§ **WHAT IS ASKED**: Return every line of the material exactly.

══ DATA TO USE ══

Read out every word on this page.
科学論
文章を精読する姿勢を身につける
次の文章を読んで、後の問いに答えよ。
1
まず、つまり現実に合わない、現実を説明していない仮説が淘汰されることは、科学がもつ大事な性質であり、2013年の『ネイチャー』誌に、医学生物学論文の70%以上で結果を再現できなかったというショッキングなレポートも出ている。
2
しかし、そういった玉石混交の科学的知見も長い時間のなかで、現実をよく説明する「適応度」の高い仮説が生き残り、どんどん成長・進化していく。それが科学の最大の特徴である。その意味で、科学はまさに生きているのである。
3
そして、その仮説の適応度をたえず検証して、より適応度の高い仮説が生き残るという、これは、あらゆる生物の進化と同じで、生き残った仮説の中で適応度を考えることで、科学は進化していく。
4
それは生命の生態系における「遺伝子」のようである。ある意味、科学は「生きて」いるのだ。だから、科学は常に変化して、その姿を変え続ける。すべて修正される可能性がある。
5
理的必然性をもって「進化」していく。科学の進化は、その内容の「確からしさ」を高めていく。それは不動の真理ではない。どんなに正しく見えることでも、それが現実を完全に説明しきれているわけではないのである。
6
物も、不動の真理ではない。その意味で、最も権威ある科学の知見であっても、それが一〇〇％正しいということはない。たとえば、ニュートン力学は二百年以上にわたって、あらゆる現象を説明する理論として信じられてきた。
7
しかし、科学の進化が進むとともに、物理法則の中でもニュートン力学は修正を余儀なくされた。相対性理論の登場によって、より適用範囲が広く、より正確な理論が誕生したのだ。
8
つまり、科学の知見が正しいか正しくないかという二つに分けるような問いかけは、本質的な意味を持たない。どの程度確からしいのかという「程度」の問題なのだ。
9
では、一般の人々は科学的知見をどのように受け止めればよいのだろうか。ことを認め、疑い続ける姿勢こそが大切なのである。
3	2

═══

§ **EXERCISE RESULT**:
Read out every word on this page.
科学論
文章を精読する姿勢を身につける
次の文章を読んで、後の問いに答えよ。
1
まず、つまり現実に合わない、現実を説明していない仮説が淘汰されることは、科学がもつ大事な性質であり、2013年の『ネイチャー』誌に、医学生物学論文の70%以上で結果を再現できなかったというショッキングなレポートも出ている。
2
しかし、そういった玉石混交の科学的知見も長い時間のなかで、現実をよく説明する「適応度」の高い仮説が生き残り、どんどん成長・進化していく。それが科学の最大の特徴である。その意味で、科学はまさに生きているのである。
3
そして、その仮説の適応度をたえず検証して、より適応度の高い仮説が生き残るという、これは、あらゆる生物の進化と同じで、生き残った仮説の中で適応度を考えることで、科学は進化していく。
4
それは生命の生態系における「遺伝子」のようである。ある意味、科学は「生きて」いるのだ。だから、科学は常に変化して、その姿を変え続ける。すべて修正される可能性がある。
5
理的必然性をもって「進化」していく。科学の進化は、その内容の「確からしさ」を高めていく。それは不動の真理ではない。どんなに正しく見えることでも、それが現実を完全に説明しきれているわけではないのである。
6
物も、不動の真理ではない。その意味で、最も権威ある科学の知見であっても、それが一〇〇％正しいということはない。たとえば、ニュートン力学は二百年以上にわたって、あらゆる現象を説明する理論として信じられてきた。
7
しかし、科学の進化が進むとともに、物理法則の中でもニュートン力学は修正を余儀なくされた。相対性理論の登場によって、より適用範囲が広く、より正確な理論が誕生したのだ。
8
つまり、科学の知見が正しいか正しくないかという二つに分けるような問いかけは、本質的な意味を持たない。どの程度確からしいのかという「程度」の問題なのだ。
9
では、一般の人々は科学的知見をどのように受け止めればよいのだろうか。ことを認め、疑い続ける姿勢こそが大切なのである。
3	2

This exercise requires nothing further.